* BEGIN Records to use *

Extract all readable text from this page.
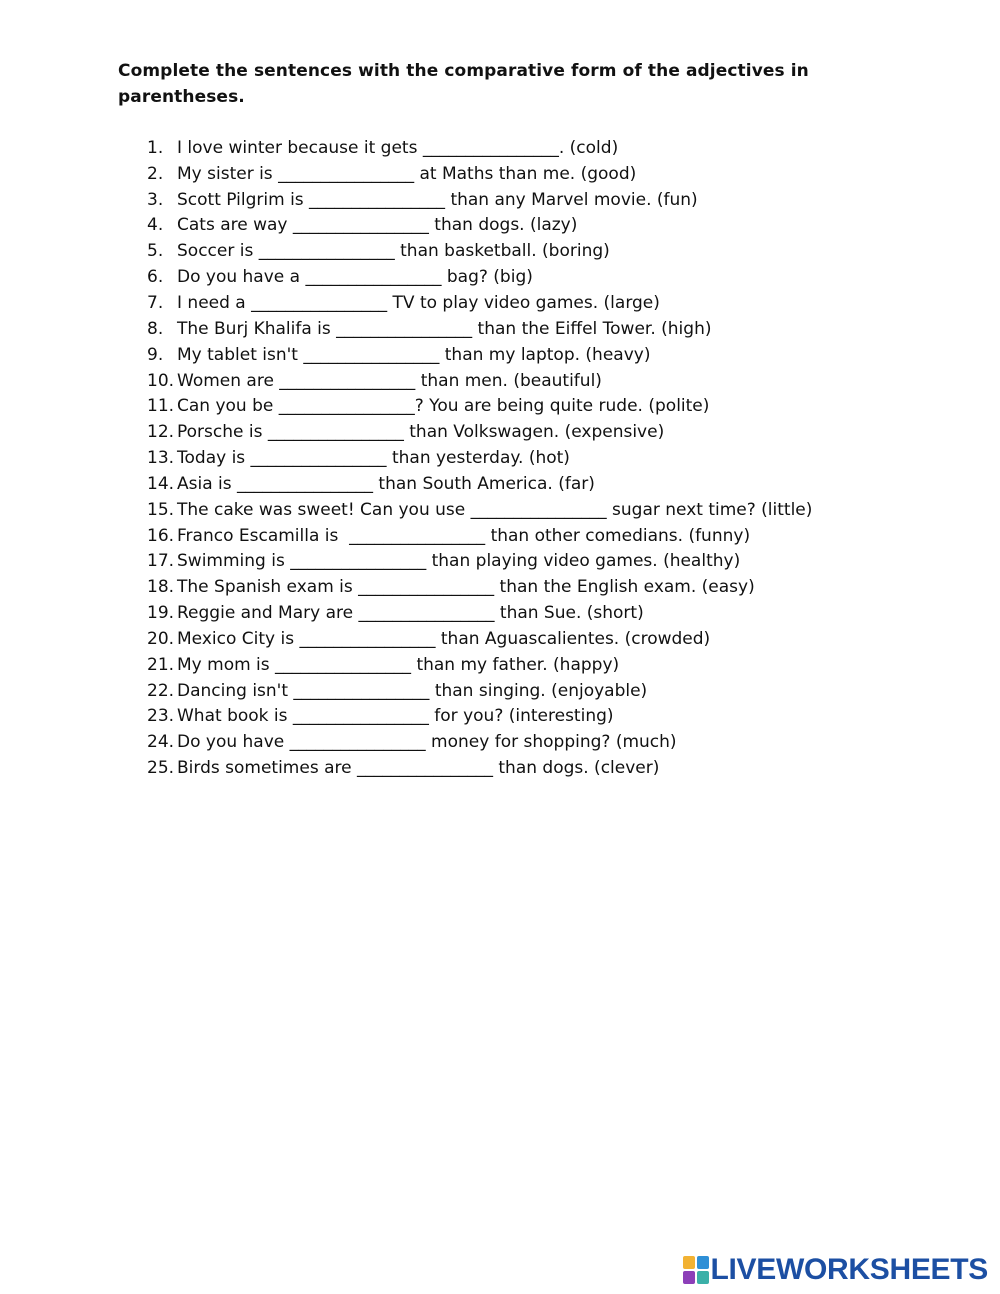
Complete the sentences with the comparative form of the adjectives in parentheses.
1. I love winter because it gets ________________. (cold)
2. My sister is ________________ at Maths than me. (good)
3. Scott Pilgrim is ________________ than any Marvel movie. (fun)
4. Cats are way ________________ than dogs. (lazy)
5. Soccer is ________________ than basketball. (boring)
6. Do you have a ________________ bag? (big)
7. I need a ________________ TV to play video games. (large)
8. The Burj Khalifa is ________________ than the Eiffel Tower. (high)
9. My tablet isn't ________________ than my laptop. (heavy)
10. Women are ________________ than men. (beautiful)
11. Can you be ________________? You are being quite rude. (polite)
12. Porsche is ________________ than Volkswagen. (expensive)
13. Today is ________________ than yesterday. (hot)
14. Asia is ________________ than South America. (far)
15. The cake was sweet! Can you use ________________ sugar next time? (little)
16. Franco Escamilla is  ________________ than other comedians. (funny)
17. Swimming is ________________ than playing video games. (healthy)
18. The Spanish exam is ________________ than the English exam. (easy)
19. Reggie and Mary are ________________ than Sue. (short)
20. Mexico City is ________________ than Aguascalientes. (crowded)
21. My mom is ________________ than my father. (happy)
22. Dancing isn't ________________ than singing. (enjoyable)
23. What book is ________________ for you? (interesting)
24. Do you have ________________ money for shopping? (much)
25. Birds sometimes are ________________ than dogs. (clever)
LIVEWORKSHEETS
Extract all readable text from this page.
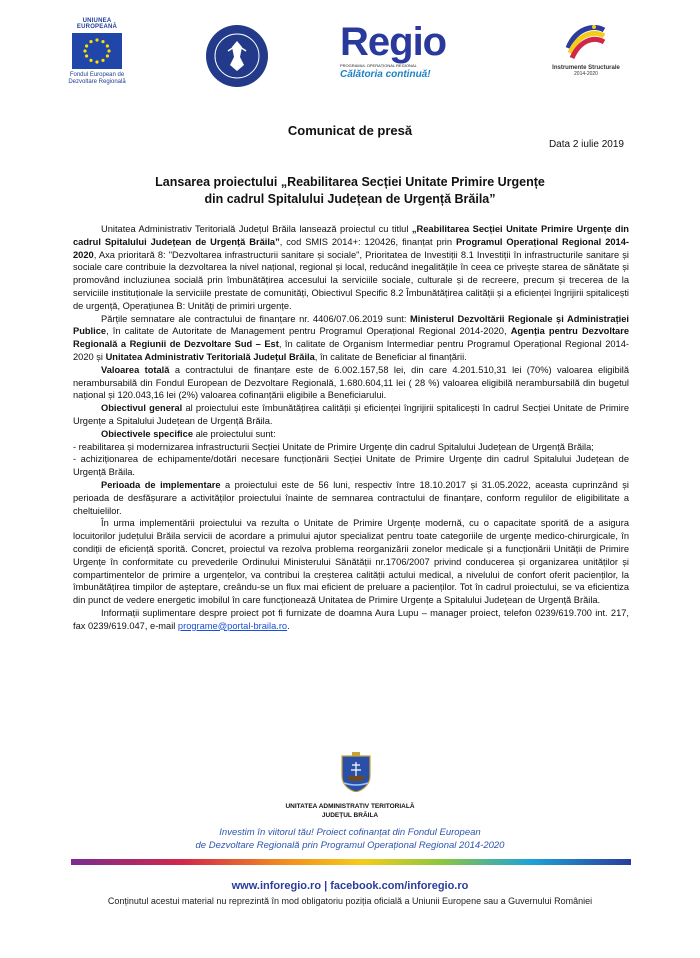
UNIUNEA EUROPEANĂ
Fondul European de
Dezvoltare Regională
Regio
PROGRAMUL OPERAȚIONAL REGIONAL
Călătoria continuă!
Instrumente Structurale
2014-2020
Comunicat de presă
Data 2 iulie 2019
Lansarea proiectului „Reabilitarea Secției Unitate Primire Urgențe
din cadrul Spitalului Județean de Urgență Brăila”

Unitatea Administrativ Teritorială Județul Brăila lansează proiectul cu titlul „Reabilitarea Secției Unitate Primire Urgențe din cadrul Spitalului Județean de Urgență Brăila”, cod SMIS 2014+: 120426, finanțat prin Programul Operațional Regional 2014-2020, Axa prioritară 8: "Dezvoltarea infrastructurii sanitare și sociale", Prioritatea de Investiții 8.1 Investiții în infrastructurile sanitare și sociale care contribuie la dezvoltarea la nivel național, regional și local, reducând inegalitățile în ceea ce privește starea de sănătate și promovând incluziunea socială prin îmbunătățirea accesului la serviciile sociale, culturale și de recreere, precum și trecerea de la serviciile instituționale la serviciile prestate de comunități, Obiectivul Specific 8.2 Îmbunătățirea calității și a eficienței îngrijirii spitalicești de urgență, Operațiunea B: Unități de primiri urgențe.

Părțile semnatare ale contractului de finanțare nr. 4406/07.06.2019 sunt: Ministerul Dezvoltării Regionale și Administrației Publice, în calitate de Autoritate de Management pentru Programul Operațional Regional 2014-2020, Agenția pentru Dezvoltare Regională a Regiunii de Dezvoltare Sud – Est, în calitate de Organism Intermediar pentru Programul Operațional Regional 2014-2020 și Unitatea Administrativ Teritorială Județul Brăila, în calitate de Beneficiar al finanțării.

Valoarea totală a contractului de finanțare este de 6.002.157,58 lei, din care 4.201.510,31 lei (70%) valoarea eligibilă nerambursabilă din Fondul European de Dezvoltare Regională, 1.680.604,11 lei ( 28 %) valoarea eligibilă nerambursabilă din bugetul național și 120.043,16 lei (2%) valoarea cofinanțării eligibile a Beneficiarului.

Obiectivul general al proiectului este îmbunătățirea calității și eficienței îngrijirii spitalicești în cadrul Secției Unitate de Primire Urgențe a Spitalului Județean de Urgență Brăila.

Obiectivele specifice ale proiectului sunt:

- reabilitarea și modernizarea infrastructurii Secției Unitate de Primire Urgențe din cadrul Spitalului Județean de Urgență Brăila;

- achiziționarea de echipamente/dotări necesare funcționării Secției Unitate de Primire Urgențe din cadrul Spitalului Județean de Urgență Brăila.

Perioada de implementare a proiectului este de 56 luni, respectiv între 18.10.2017 și 31.05.2022, aceasta cuprinzând și perioada de desfășurare a activităților proiectului înainte de semnarea contractului de finanțare, conform regulilor de eligibilitate a cheltuielilor.

În urma implementării proiectului va rezulta o Unitate de Primire Urgențe modernă, cu o capacitate sporită de a asigura locuitorilor județului Brăila servicii de acordare a primului ajutor specializat pentru toate categoriile de urgențe medico-chirurgicale, în condiții de eficiență sporită. Concret, proiectul va rezolva problema reorganizării zonelor medicale și a funcționării Unității de Primire Urgențe în conformitate cu prevederile Ordinului Ministerului Sănătății nr.1706/2007 privind conducerea și organizarea unităților și compartimentelor de primire a urgențelor, va contribui la creșterea calității actului medical, a nivelului de confort oferit pacienților, la îmbunătățirea timpilor de așteptare, creându-se un flux mai eficient de preluare a pacienților. Tot în cadrul proiectului, se va eficientiza din punct de vedere energetic imobilul în care funcționează Unitatea de Primire Urgențe a Spitalului Județean de Urgență Brăila.

Informații suplimentare despre proiect pot fi furnizate de doamna Aura Lupu – manager proiect, telefon 0239/619.700 int. 217, fax 0239/619.047, e-mail programe@portal-braila.ro.

UNITATEA ADMINISTRATIV TERITORIALĂ
JUDEȚUL BRĂILA
Investim în viitorul tău! Proiect cofinanțat din Fondul European
de Dezvoltare Regională prin Programul Operațional Regional 2014-2020
www.inforegio.ro | facebook.com/inforegio.ro
Conținutul acestui material nu reprezintă în mod obligatoriu poziția oficială a Uniunii Europene sau a Guvernului României
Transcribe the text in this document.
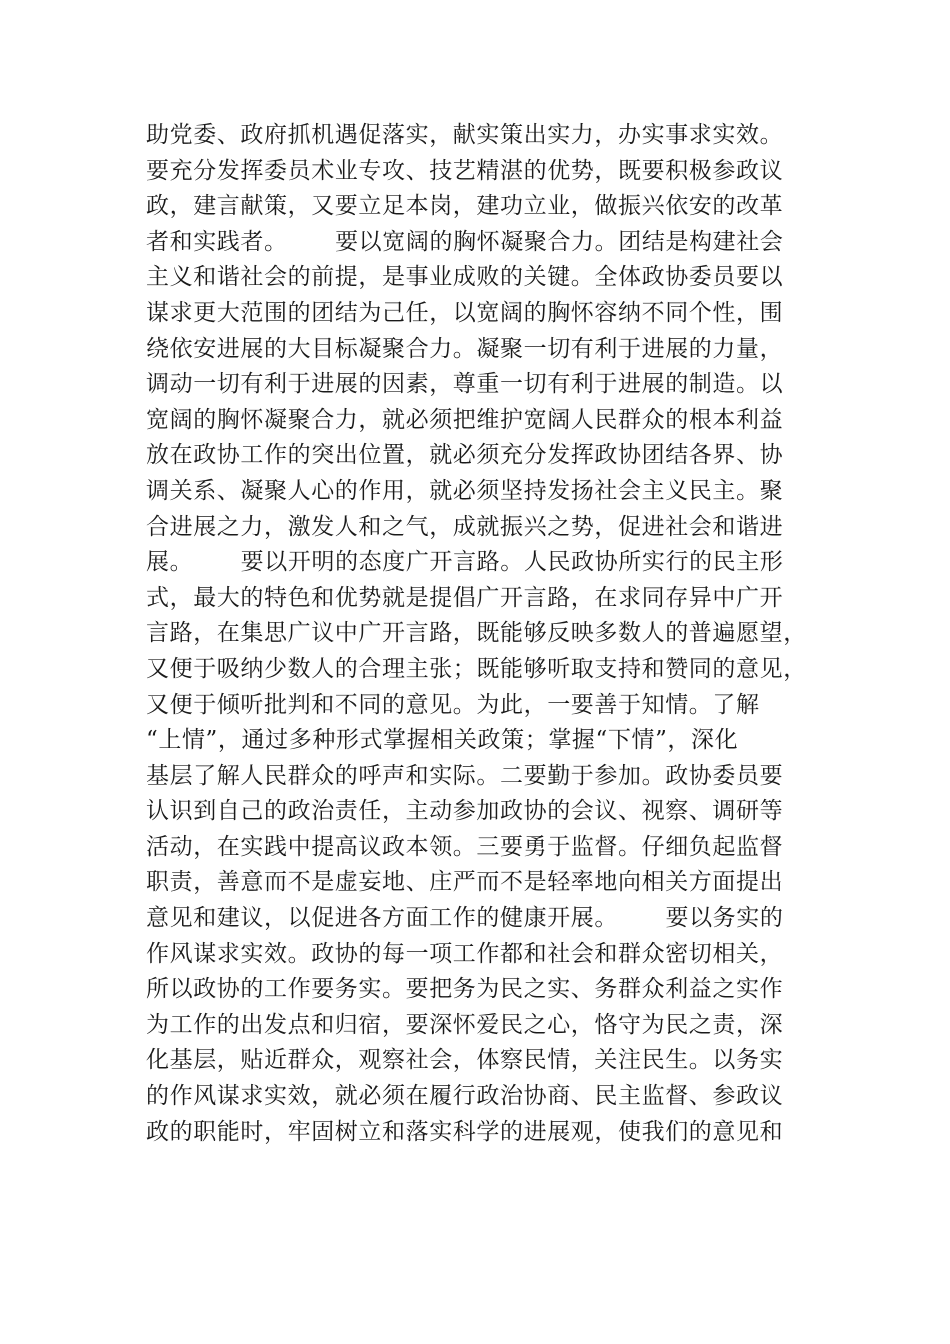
助党委、政府抓机遇促落实，献实策出实力，办实事求实效。
要充分发挥委员术业专攻、技艺精湛的优势，既要积极参政议
政，建言献策，又要立足本岗，建功立业，做振兴依安的改革
者和实践者。      要以宽阔的胸怀凝聚合力。团结是构建社会
主义和谐社会的前提，是事业成败的关键。全体政协委员要以
谋求更大范围的团结为己任，以宽阔的胸怀容纳不同个性，围
绕依安进展的大目标凝聚合力。凝聚一切有利于进展的力量，
调动一切有利于进展的因素，尊重一切有利于进展的制造。以
宽阔的胸怀凝聚合力，就必须把维护宽阔人民群众的根本利益
放在政协工作的突出位置，就必须充分发挥政协团结各界、协
调关系、凝聚人心的作用，就必须坚持发扬社会主义民主。聚
合进展之力，激发人和之气，成就振兴之势，促进社会和谐进
展。      要以开明的态度广开言路。人民政协所实行的民主形
式，最大的特色和优势就是提倡广开言路，在求同存异中广开
言路，在集思广议中广开言路，既能够反映多数人的普遍愿望，
又便于吸纳少数人的合理主张；既能够听取支持和赞同的意见，
又便于倾听批判和不同的意见。为此，一要善于知情。了解
“上情”，通过多种形式掌握相关政策；掌握“下情”，深化
基层了解人民群众的呼声和实际。二要勤于参加。政协委员要
认识到自己的政治责任，主动参加政协的会议、视察、调研等
活动，在实践中提高议政本领。三要勇于监督。仔细负起监督
职责，善意而不是虚妄地、庄严而不是轻率地向相关方面提出
意见和建议，以促进各方面工作的健康开展。      要以务实的
作风谋求实效。政协的每一项工作都和社会和群众密切相关，
所以政协的工作要务实。要把务为民之实、务群众利益之实作
为工作的出发点和归宿，要深怀爱民之心，恪守为民之责，深
化基层，贴近群众，观察社会，体察民情，关注民生。以务实
的作风谋求实效，就必须在履行政治协商、民主监督、参政议
政的职能时，牢固树立和落实科学的进展观，使我们的意见和
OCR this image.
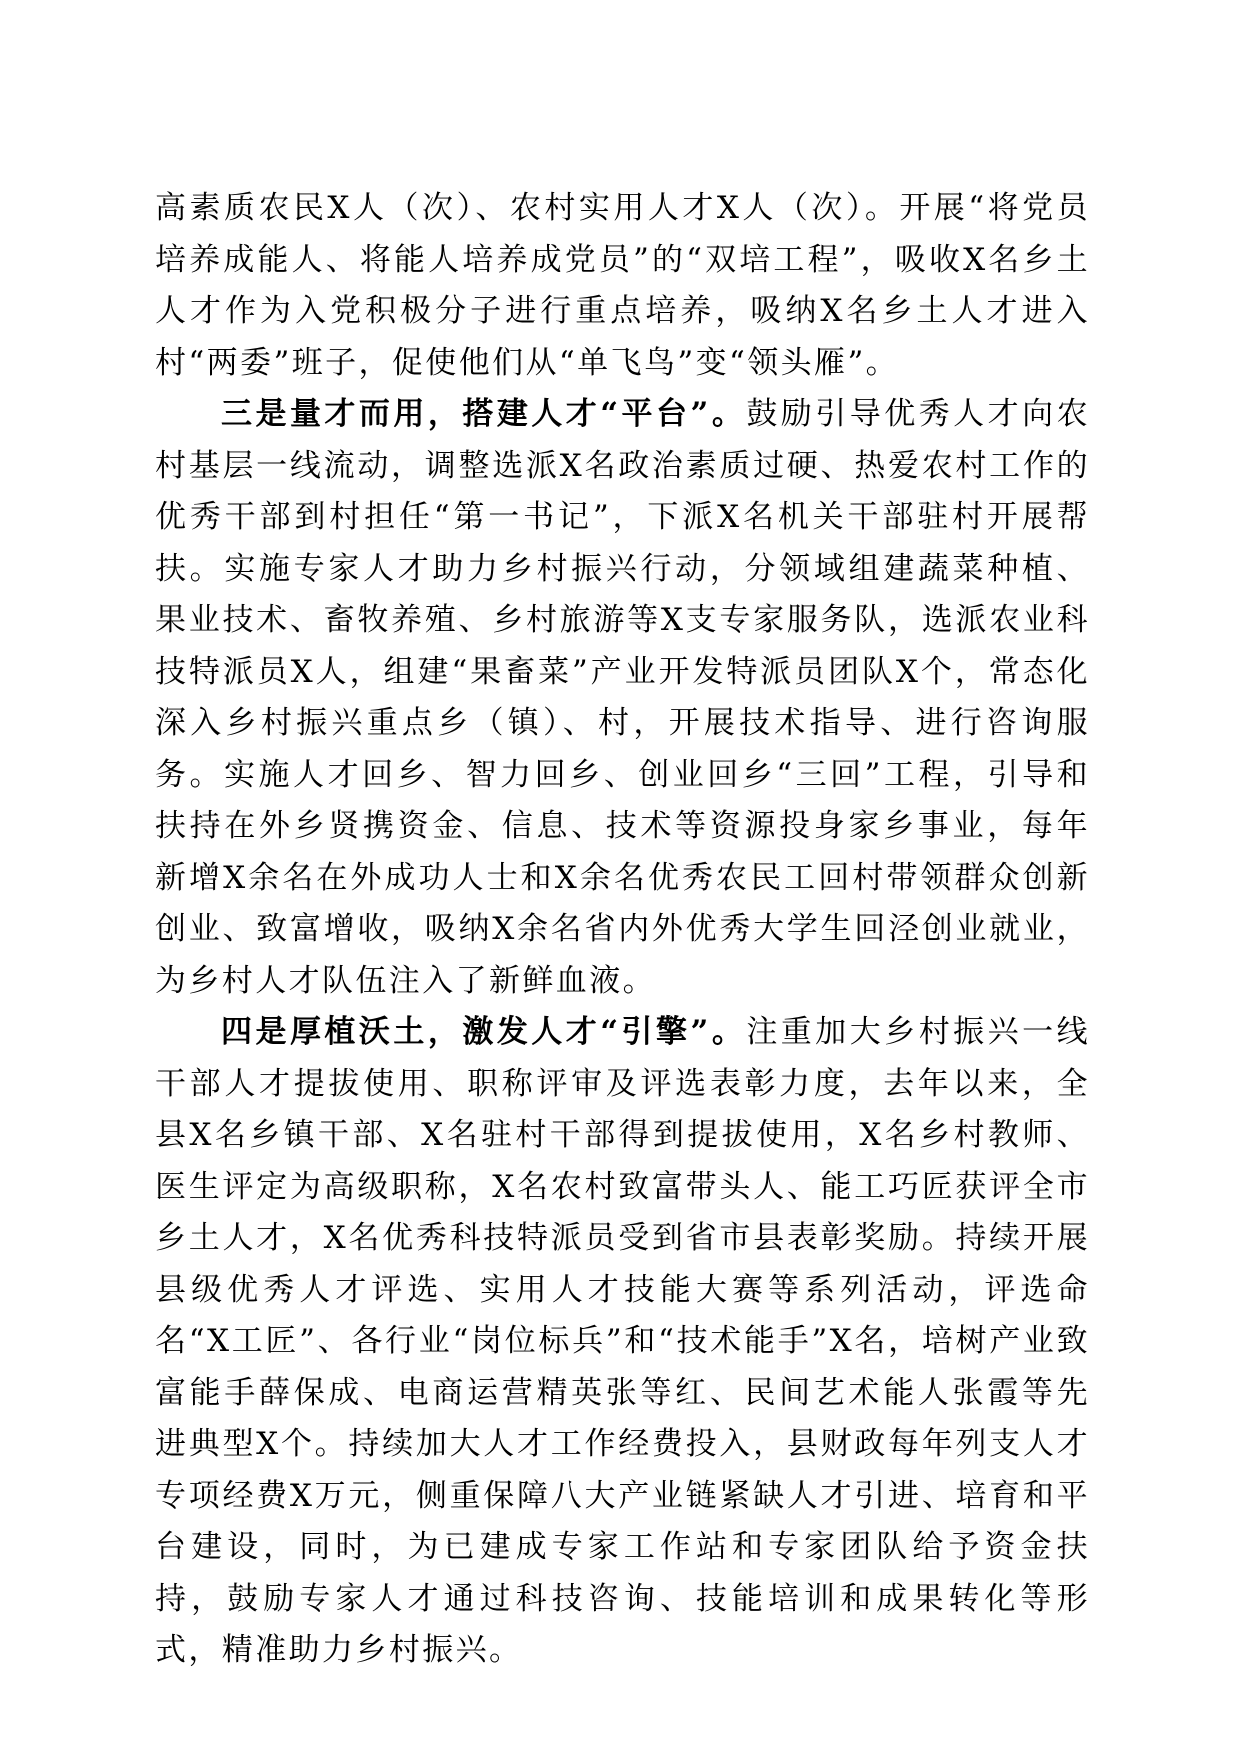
高素质农民X人（次）、农村实用人才X人（次）。开展“将党员培养成能人、将能人培养成党员”的“双培工程”，吸收X名乡土人才作为入党积极分子进行重点培养，吸纳X名乡土人才进入村“两委”班子，促使他们从“单飞鸟”变“领头雁”。

三是量才而用，搭建人才“平台”。鼓励引导优秀人才向农村基层一线流动，调整选派X名政治素质过硬、热爱农村工作的优秀干部到村担任“第一书记”，下派X名机关干部驻村开展帮扶。实施专家人才助力乡村振兴行动，分领域组建蔬菜种植、果业技术、畜牧养殖、乡村旅游等X支专家服务队，选派农业科技特派员X人，组建“果畜菜”产业开发特派员团队X个，常态化深入乡村振兴重点乡（镇）、村，开展技术指导、进行咨询服务。实施人才回乡、智力回乡、创业回乡“三回”工程，引导和扶持在外乡贤携资金、信息、技术等资源投身家乡事业，每年新增X余名在外成功人士和X余名优秀农民工回村带领群众创新创业、致富增收，吸纳X余名省内外优秀大学生回泾创业就业，为乡村人才队伍注入了新鲜血液。

四是厚植沃土，激发人才“引擎”。注重加大乡村振兴一线干部人才提拔使用、职称评审及评选表彰力度，去年以来，全县X名乡镇干部、X名驻村干部得到提拔使用，X名乡村教师、医生评定为高级职称，X名农村致富带头人、能工巧匠获评全市乡土人才，X名优秀科技特派员受到省市县表彰奖励。持续开展县级优秀人才评选、实用人才技能大赛等系列活动，评选命名“X工匠”、各行业“岗位标兵”和“技术能手”X名，培树产业致富能手薛保成、电商运营精英张等红、民间艺术能人张霞等先进典型X个。持续加大人才工作经费投入，县财政每年列支人才专项经费X万元，侧重保障八大产业链紧缺人才引进、培育和平台建设，同时，为已建成专家工作站和专家团队给予资金扶持，鼓励专家人才通过科技咨询、技能培训和成果转化等形式，精准助力乡村振兴。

* END Records to use *

▶ _What needs to be done_: Search the lines for the string "Obiectivul" and copy every line that has it.

▶ _Exercise response_:
Unitatea Administrativ Teritorială Județul Brăila lansează proiectul cu titlul „Reabilitarea Secției Unitate Primire Urgențe din cadrul Spitalului Județean de Urgență Brăila”, cod SMIS 2014+: 120426, finanțat prin Programul Operațional Regional 2014-2020, Axa prioritară 8: "Dezvoltarea infrastructurii sanitare și sociale", Prioritatea de Investiții 8.1 Investiții în infrastructurile sanitare și sociale care contribuie la dezvoltarea la nivel național, regional și local, reducând inegalitățile în ceea ce privește starea de sănătate și promovând incluziunea socială prin îmbunătățirea accesului la serviciile sociale, culturale și de recreere, precum și trecerea de la serviciile instituționale la serviciile prestate de comunități, Obiectivul Specific 8.2 Îmbunătățirea calității și a eficienței îngrijirii spitalicești de urgență, Operațiunea B: Unități de primiri urgențe.
Obiectivul general al proiectului este îmbunătățirea calității și eficienței îngrijirii spitalicești în cadrul Secției Unitate de Primire Urgențe a Spitalului Județean de Urgență Brăila.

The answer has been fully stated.